Problem description
List all lines of the data containing the word "Historical".

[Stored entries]
....
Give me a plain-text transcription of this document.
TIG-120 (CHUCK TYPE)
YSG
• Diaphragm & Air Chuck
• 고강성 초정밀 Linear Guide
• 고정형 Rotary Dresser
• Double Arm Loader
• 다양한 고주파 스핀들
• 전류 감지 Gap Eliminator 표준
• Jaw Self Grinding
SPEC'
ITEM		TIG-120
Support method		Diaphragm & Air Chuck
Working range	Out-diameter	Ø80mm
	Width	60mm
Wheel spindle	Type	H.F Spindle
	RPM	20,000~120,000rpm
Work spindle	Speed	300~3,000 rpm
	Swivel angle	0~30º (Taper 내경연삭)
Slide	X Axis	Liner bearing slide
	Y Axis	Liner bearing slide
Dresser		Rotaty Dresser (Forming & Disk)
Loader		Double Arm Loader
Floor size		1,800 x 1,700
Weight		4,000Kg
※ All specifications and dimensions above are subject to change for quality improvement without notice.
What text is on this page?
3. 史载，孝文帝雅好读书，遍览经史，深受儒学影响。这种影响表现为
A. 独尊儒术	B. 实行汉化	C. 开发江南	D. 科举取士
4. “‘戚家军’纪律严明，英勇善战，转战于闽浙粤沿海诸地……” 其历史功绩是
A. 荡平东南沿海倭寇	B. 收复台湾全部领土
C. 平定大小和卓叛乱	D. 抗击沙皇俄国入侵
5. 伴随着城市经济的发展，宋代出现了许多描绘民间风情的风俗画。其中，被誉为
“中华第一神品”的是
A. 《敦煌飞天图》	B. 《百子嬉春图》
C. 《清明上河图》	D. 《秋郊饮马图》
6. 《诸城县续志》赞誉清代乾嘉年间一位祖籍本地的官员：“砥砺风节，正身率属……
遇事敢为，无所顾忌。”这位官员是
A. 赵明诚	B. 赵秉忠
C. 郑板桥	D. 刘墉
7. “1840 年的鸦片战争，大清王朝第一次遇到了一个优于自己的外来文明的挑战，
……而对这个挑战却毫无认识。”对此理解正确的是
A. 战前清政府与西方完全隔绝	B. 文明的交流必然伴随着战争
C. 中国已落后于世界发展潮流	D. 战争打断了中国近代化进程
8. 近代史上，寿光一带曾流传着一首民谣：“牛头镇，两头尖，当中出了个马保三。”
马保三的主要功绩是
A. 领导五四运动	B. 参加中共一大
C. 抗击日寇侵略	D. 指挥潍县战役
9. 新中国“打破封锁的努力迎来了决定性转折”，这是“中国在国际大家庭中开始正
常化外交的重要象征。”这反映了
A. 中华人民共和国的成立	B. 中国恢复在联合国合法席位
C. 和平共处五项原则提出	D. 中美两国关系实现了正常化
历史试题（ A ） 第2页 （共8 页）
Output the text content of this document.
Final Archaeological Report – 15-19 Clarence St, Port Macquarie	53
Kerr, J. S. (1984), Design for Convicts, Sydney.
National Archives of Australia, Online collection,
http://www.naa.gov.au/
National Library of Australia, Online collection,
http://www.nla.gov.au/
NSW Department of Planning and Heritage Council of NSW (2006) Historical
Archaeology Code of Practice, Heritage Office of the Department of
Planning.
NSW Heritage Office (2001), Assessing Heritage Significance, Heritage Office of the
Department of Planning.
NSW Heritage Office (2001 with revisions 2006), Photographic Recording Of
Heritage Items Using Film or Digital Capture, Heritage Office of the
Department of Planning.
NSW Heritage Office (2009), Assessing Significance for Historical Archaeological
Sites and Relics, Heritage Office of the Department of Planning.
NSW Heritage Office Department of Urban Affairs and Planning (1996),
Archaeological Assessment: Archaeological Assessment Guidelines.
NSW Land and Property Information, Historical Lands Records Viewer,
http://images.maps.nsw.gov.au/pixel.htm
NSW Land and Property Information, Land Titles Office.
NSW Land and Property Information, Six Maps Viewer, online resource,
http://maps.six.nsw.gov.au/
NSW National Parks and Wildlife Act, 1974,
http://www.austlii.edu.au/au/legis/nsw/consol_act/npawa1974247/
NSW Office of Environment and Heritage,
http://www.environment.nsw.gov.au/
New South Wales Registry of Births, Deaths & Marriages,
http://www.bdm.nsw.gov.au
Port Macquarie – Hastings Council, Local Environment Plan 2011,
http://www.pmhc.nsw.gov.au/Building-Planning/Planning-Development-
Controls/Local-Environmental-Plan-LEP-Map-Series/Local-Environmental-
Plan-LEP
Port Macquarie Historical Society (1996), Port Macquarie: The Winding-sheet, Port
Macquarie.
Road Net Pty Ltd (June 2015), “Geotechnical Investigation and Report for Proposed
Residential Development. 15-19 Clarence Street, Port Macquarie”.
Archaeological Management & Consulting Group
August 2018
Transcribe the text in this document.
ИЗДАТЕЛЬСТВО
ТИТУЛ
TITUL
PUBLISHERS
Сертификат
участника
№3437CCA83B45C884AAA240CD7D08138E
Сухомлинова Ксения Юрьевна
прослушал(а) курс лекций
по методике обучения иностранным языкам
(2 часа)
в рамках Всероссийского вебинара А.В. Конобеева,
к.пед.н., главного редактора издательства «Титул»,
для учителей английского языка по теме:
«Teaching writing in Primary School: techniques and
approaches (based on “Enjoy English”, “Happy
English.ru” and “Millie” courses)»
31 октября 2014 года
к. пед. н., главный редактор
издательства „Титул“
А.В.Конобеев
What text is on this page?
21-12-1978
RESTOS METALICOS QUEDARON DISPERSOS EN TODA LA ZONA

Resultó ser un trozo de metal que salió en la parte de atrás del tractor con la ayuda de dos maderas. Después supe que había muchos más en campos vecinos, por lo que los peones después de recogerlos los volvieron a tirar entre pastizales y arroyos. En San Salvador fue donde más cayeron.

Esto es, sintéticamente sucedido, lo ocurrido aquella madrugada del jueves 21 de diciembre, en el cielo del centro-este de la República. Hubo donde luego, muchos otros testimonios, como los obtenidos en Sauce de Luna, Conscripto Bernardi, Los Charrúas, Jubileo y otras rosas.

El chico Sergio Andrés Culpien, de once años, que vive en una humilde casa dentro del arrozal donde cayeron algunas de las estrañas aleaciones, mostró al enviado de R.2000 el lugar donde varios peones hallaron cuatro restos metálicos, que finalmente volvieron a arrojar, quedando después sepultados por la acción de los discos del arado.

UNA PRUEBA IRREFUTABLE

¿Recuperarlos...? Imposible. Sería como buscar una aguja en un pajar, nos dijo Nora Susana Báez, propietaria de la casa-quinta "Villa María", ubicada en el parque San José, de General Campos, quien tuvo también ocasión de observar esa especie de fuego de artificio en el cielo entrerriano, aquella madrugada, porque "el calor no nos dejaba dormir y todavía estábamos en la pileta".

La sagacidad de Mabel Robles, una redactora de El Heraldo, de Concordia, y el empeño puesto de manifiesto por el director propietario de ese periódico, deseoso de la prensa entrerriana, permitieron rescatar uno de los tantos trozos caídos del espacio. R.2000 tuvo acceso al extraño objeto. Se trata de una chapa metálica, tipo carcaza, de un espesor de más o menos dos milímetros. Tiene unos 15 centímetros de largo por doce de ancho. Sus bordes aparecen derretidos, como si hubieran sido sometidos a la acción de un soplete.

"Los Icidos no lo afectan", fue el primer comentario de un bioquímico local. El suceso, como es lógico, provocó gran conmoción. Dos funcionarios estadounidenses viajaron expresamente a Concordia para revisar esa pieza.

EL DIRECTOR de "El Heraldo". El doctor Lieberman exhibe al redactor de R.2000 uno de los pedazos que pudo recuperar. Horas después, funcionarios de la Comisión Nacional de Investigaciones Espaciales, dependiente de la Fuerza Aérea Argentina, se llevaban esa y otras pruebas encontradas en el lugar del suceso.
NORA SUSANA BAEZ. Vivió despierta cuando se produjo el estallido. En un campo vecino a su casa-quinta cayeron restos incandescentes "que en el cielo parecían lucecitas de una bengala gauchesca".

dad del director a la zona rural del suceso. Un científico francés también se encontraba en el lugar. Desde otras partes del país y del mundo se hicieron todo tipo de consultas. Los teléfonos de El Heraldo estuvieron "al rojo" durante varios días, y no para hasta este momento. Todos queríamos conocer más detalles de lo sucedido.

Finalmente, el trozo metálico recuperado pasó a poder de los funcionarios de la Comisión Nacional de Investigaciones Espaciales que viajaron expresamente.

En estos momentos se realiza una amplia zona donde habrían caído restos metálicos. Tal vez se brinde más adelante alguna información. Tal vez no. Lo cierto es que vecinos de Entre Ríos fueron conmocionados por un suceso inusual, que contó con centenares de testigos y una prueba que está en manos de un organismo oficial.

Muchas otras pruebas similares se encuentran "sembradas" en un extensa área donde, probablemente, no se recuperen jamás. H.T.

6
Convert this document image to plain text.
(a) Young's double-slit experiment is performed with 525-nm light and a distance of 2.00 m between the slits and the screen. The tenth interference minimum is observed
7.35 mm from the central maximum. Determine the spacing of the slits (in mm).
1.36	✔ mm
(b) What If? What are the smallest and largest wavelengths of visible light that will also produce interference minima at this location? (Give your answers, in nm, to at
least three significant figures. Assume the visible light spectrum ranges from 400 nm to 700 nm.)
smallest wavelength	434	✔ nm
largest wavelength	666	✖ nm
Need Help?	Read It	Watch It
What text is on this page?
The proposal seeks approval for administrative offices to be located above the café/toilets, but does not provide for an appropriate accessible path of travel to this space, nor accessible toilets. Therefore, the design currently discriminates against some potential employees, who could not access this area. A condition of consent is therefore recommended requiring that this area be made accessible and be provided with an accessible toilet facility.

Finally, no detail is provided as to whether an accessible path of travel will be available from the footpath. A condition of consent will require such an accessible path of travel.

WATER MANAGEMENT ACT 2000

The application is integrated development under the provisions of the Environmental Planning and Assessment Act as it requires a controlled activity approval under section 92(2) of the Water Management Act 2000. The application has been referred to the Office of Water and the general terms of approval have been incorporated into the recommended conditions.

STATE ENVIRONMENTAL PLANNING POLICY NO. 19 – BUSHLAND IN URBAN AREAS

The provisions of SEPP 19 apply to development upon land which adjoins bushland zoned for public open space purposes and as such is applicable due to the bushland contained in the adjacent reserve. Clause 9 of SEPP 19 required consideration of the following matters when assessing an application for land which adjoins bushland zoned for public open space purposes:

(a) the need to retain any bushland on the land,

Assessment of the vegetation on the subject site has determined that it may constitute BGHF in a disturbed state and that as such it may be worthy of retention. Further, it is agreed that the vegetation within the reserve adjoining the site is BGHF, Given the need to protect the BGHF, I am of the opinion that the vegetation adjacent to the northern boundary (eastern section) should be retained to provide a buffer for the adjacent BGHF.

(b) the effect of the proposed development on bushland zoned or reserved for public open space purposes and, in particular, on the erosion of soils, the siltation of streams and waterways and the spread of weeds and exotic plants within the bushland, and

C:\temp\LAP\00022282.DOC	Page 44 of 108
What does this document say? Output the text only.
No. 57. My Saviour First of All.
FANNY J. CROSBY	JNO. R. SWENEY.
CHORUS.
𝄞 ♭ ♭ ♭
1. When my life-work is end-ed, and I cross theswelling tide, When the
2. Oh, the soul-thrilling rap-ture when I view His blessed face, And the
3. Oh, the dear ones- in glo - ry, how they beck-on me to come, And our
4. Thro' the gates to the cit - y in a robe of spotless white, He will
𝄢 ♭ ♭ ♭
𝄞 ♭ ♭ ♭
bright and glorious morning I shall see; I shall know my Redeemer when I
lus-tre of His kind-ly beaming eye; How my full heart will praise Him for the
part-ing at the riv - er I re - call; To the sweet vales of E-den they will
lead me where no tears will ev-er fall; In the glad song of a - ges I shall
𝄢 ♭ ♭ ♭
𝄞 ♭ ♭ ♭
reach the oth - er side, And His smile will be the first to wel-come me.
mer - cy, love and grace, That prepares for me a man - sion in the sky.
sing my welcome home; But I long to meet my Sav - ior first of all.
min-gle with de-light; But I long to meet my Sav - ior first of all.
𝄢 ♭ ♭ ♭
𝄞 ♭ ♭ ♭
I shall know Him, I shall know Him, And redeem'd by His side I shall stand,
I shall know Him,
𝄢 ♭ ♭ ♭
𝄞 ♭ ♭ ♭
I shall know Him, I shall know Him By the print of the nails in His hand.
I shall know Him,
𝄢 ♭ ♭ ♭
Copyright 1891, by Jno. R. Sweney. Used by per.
....
Output for this task
NSW Department of Planning and Heritage Council of NSW (2006) Historical
NSW Heritage Office (2009), Assessing Significance for Historical Archaeological
NSW Land and Property Information, Historical Lands Records Viewer,
Port Macquarie Historical Society (1996), Port Macquarie: The Winding-sheet, Port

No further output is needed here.